What is asked:
Locate each line containing the string "coordinate" and copy it out.

Given data:
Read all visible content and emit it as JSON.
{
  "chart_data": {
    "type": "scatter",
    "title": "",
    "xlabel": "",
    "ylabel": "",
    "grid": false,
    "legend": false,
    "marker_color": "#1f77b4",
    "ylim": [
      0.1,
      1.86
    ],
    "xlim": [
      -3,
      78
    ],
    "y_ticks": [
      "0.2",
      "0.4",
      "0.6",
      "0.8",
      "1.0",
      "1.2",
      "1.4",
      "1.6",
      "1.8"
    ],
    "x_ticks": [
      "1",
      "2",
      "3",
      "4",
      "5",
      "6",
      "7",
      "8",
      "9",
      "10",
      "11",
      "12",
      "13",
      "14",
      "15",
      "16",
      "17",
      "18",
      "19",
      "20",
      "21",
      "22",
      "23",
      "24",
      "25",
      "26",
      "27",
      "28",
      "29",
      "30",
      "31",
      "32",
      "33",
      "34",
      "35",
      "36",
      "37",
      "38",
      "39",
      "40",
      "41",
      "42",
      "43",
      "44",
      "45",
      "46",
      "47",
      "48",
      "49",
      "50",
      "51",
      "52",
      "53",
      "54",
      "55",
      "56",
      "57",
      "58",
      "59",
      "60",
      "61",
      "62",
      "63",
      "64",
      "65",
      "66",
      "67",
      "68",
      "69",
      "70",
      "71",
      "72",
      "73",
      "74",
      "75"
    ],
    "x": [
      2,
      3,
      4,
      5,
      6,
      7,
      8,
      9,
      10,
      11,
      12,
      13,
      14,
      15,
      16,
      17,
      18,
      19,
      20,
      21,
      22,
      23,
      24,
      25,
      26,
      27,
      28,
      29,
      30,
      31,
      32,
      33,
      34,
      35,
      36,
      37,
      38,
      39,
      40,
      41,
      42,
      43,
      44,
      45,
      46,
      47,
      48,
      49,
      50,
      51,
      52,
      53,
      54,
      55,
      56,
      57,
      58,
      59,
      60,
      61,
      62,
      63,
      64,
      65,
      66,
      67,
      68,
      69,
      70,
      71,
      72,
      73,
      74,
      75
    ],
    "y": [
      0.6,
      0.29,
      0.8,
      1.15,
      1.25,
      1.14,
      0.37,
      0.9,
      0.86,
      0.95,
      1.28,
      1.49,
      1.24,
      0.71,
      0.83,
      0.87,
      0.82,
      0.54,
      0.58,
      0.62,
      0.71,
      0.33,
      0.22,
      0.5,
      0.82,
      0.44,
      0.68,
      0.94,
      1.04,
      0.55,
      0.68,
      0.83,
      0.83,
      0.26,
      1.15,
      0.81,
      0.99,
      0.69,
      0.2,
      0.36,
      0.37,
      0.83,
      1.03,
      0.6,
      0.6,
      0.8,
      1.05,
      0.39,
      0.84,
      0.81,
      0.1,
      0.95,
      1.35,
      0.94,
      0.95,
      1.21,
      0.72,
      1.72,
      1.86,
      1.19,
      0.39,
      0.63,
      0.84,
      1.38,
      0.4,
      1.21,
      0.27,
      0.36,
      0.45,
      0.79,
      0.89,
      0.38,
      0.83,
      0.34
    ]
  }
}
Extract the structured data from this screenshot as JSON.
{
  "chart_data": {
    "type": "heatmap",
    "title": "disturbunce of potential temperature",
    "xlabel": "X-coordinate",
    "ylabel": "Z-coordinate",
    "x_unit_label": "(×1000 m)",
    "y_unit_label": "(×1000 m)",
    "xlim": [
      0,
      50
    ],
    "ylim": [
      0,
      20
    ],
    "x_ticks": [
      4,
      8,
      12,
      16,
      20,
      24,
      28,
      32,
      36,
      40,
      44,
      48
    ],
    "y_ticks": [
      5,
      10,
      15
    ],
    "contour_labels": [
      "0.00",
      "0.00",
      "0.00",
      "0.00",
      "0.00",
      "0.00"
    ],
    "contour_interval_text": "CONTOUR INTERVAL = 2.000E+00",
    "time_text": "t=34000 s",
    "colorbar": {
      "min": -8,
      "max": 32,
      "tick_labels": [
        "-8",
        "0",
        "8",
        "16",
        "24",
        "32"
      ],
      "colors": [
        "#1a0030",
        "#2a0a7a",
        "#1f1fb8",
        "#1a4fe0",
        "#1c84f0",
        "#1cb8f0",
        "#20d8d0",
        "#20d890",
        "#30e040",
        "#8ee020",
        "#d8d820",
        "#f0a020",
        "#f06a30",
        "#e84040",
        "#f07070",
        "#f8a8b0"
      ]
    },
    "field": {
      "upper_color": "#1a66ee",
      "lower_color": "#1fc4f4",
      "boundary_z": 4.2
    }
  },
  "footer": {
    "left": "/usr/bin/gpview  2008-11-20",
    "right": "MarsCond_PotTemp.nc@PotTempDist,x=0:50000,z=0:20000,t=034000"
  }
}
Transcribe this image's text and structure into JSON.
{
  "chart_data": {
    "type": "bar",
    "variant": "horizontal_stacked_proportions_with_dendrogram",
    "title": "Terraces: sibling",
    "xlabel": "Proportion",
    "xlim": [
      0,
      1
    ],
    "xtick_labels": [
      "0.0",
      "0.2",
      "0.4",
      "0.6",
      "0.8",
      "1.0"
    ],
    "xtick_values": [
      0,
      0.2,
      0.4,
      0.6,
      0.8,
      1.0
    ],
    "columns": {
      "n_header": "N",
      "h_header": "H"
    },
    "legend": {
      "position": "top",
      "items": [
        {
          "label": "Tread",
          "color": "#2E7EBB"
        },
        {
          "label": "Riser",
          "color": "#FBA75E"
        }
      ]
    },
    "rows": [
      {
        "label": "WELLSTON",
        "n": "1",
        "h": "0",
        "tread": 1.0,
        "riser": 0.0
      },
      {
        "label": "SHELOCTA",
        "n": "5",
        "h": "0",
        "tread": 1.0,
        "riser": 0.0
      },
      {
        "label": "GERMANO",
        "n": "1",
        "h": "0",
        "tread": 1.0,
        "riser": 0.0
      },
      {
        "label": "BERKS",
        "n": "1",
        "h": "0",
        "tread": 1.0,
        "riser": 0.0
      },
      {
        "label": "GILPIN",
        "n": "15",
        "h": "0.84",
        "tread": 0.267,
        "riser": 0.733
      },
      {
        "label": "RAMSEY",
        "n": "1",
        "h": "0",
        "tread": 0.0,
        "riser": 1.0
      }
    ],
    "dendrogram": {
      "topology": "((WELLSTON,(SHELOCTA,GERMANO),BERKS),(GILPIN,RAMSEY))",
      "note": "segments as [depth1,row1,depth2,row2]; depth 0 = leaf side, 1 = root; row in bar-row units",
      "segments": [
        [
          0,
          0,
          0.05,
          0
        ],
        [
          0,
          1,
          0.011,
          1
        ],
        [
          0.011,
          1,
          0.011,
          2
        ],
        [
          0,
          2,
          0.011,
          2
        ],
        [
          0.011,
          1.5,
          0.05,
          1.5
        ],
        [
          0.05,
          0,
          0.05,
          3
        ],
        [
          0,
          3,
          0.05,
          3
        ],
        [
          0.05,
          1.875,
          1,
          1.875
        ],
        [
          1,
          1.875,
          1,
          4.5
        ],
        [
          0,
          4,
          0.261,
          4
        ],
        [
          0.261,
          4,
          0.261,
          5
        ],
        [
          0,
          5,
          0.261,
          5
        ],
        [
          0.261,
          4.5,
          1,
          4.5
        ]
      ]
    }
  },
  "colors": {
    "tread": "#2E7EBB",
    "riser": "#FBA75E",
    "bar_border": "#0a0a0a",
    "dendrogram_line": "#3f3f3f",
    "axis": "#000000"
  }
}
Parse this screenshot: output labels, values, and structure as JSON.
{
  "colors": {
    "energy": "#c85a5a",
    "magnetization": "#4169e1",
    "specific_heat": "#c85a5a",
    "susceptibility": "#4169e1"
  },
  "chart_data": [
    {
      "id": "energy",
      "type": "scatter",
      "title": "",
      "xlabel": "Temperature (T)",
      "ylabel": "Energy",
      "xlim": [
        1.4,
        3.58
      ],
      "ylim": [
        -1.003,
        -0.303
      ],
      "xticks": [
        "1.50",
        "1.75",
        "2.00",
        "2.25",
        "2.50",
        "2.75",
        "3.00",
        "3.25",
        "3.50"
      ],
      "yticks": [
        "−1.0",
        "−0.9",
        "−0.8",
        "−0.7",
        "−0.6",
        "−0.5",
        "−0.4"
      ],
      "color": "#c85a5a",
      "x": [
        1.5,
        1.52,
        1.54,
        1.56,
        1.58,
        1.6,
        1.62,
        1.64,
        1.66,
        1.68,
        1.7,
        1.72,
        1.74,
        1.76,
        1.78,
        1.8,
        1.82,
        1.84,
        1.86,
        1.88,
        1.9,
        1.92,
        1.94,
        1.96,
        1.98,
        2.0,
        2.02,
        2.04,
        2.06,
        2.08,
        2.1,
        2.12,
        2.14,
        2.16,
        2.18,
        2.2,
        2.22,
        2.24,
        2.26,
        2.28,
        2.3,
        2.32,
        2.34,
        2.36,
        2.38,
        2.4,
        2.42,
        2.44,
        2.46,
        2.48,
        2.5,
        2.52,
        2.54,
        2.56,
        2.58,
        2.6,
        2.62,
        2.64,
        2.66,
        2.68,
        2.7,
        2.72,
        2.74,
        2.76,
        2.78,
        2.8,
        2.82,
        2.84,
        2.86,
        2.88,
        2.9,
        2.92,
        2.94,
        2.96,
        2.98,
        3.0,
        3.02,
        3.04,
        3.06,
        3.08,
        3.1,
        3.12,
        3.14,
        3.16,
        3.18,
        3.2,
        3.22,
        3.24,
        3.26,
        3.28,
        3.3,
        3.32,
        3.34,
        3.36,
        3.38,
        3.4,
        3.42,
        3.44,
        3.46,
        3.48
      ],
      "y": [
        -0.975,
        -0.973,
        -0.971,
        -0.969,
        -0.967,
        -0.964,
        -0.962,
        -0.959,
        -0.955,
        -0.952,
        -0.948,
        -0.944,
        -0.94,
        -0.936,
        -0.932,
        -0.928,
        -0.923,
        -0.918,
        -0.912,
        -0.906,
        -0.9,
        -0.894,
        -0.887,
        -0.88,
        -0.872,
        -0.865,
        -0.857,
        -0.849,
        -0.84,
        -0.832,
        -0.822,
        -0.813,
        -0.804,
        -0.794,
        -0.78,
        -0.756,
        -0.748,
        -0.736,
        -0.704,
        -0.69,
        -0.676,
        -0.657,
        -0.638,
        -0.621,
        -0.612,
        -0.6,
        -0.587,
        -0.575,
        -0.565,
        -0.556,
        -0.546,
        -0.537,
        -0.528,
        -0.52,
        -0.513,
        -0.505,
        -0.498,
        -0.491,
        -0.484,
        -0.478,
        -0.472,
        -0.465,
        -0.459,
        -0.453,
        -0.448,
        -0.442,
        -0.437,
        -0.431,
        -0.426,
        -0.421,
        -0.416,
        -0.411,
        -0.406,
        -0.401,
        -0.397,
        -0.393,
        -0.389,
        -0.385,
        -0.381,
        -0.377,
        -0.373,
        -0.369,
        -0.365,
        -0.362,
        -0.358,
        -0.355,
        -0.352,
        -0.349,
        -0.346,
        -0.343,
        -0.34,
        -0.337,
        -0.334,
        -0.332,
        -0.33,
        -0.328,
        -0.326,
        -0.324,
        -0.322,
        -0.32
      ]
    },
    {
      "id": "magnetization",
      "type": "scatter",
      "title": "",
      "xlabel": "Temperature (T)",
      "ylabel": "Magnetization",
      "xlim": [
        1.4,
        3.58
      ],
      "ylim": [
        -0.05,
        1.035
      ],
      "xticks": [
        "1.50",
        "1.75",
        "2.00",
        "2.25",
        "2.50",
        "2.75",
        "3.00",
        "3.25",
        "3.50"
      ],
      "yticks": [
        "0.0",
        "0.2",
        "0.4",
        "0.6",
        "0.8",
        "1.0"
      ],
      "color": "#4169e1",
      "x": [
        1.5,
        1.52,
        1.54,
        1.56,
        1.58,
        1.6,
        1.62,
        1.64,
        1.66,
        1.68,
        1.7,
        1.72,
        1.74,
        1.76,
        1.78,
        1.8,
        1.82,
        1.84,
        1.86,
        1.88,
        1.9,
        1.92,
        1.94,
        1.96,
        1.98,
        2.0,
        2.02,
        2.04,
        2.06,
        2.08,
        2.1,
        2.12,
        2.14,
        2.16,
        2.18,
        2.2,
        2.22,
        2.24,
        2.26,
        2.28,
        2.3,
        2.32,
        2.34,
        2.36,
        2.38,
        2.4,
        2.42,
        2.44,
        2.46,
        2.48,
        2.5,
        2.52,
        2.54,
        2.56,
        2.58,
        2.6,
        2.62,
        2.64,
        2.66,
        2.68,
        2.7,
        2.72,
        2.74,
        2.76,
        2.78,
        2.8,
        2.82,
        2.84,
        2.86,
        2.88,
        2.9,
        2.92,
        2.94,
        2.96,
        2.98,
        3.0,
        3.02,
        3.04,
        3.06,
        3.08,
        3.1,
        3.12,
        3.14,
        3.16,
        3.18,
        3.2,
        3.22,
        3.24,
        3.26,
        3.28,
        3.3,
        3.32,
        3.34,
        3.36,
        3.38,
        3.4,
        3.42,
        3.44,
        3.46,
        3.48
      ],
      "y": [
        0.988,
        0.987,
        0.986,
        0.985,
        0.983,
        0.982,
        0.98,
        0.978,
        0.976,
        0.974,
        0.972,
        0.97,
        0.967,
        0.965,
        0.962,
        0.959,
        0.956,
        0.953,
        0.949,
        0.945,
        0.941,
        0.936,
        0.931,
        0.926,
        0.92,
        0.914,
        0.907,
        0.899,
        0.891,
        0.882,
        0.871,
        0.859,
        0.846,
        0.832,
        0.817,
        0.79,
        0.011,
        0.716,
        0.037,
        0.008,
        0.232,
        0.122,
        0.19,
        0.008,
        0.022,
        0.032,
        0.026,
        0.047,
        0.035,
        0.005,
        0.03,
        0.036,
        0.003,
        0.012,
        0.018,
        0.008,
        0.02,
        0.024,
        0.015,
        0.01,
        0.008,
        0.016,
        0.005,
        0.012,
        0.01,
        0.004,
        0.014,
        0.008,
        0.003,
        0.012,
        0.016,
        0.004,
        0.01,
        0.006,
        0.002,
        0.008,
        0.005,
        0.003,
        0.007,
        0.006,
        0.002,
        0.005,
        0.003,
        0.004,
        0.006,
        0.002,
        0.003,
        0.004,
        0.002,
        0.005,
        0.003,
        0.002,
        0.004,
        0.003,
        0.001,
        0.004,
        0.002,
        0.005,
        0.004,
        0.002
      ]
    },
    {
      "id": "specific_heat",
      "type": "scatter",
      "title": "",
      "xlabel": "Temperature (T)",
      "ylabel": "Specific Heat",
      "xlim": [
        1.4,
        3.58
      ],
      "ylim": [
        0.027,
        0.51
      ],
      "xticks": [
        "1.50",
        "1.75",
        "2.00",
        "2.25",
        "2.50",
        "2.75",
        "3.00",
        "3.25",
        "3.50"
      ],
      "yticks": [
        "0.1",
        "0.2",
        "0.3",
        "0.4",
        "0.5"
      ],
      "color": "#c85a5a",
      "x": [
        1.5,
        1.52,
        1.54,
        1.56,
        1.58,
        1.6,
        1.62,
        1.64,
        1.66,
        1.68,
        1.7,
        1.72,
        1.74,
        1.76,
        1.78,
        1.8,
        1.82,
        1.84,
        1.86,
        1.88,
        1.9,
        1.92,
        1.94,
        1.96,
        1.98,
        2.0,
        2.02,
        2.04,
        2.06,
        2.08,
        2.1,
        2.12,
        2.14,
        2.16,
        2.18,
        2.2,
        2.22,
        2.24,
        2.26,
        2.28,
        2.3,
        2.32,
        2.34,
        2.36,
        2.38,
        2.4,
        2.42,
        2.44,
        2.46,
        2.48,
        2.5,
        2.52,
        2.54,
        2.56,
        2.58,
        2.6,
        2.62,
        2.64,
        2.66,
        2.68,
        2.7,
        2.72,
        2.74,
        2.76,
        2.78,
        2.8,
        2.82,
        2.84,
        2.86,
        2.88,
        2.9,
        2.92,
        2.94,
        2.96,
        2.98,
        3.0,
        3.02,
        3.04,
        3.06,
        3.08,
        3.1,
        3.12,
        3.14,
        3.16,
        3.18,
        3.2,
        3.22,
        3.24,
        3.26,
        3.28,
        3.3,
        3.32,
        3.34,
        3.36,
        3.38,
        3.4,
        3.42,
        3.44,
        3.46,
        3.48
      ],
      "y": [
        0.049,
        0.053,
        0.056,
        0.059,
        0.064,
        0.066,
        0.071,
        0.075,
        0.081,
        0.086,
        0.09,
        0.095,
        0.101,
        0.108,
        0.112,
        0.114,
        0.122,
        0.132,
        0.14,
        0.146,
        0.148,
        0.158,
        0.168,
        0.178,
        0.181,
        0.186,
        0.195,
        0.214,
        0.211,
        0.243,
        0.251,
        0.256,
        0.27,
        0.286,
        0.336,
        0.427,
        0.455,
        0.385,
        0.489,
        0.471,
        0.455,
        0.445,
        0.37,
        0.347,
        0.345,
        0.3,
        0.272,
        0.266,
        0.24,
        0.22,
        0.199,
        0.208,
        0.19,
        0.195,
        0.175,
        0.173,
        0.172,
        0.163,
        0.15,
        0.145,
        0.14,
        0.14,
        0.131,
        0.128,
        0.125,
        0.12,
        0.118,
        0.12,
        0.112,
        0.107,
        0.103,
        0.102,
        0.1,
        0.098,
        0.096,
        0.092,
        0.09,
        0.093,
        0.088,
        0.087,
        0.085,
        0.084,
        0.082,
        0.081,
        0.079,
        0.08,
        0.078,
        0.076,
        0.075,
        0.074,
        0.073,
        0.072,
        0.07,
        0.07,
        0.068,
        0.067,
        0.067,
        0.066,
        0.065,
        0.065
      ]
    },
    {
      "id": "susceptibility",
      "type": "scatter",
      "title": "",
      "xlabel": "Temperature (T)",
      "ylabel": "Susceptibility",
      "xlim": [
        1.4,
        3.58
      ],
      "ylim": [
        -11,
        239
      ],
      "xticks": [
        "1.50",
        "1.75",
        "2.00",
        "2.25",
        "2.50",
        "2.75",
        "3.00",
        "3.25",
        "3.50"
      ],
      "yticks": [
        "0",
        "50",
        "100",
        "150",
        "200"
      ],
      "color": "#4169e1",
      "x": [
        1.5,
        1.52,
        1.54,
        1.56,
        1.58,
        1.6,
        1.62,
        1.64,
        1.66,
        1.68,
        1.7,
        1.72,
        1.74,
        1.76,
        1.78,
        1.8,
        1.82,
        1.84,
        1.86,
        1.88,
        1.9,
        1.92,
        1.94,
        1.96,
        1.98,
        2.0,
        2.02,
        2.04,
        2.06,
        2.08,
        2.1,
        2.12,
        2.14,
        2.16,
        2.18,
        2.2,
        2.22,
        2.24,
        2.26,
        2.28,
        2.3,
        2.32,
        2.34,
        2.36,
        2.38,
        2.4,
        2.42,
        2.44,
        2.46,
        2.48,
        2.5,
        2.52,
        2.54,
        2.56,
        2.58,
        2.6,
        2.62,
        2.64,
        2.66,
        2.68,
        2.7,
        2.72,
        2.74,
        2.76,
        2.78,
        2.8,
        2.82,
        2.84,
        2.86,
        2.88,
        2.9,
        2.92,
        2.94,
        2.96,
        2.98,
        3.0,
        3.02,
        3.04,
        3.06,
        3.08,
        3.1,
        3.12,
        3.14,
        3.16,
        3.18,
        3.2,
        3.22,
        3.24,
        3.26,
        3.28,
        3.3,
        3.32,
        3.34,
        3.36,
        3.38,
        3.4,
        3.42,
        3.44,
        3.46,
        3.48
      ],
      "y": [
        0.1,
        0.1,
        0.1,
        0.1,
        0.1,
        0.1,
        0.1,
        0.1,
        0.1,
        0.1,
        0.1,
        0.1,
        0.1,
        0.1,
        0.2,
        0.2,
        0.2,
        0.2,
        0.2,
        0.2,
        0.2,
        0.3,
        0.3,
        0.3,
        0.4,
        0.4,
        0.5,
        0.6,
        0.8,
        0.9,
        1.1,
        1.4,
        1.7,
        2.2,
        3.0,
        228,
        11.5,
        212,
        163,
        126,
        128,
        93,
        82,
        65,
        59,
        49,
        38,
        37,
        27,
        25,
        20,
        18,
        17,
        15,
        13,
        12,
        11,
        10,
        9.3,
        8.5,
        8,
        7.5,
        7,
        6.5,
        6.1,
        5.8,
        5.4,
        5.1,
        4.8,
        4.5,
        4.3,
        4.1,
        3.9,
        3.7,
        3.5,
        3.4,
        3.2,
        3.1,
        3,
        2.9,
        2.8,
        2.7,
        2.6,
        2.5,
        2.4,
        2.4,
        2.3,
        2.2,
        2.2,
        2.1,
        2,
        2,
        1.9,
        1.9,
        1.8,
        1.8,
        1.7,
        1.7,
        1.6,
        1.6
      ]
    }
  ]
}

The answer:
    "xlabel": "X-coordinate",
    "ylabel": "Z-coordinate",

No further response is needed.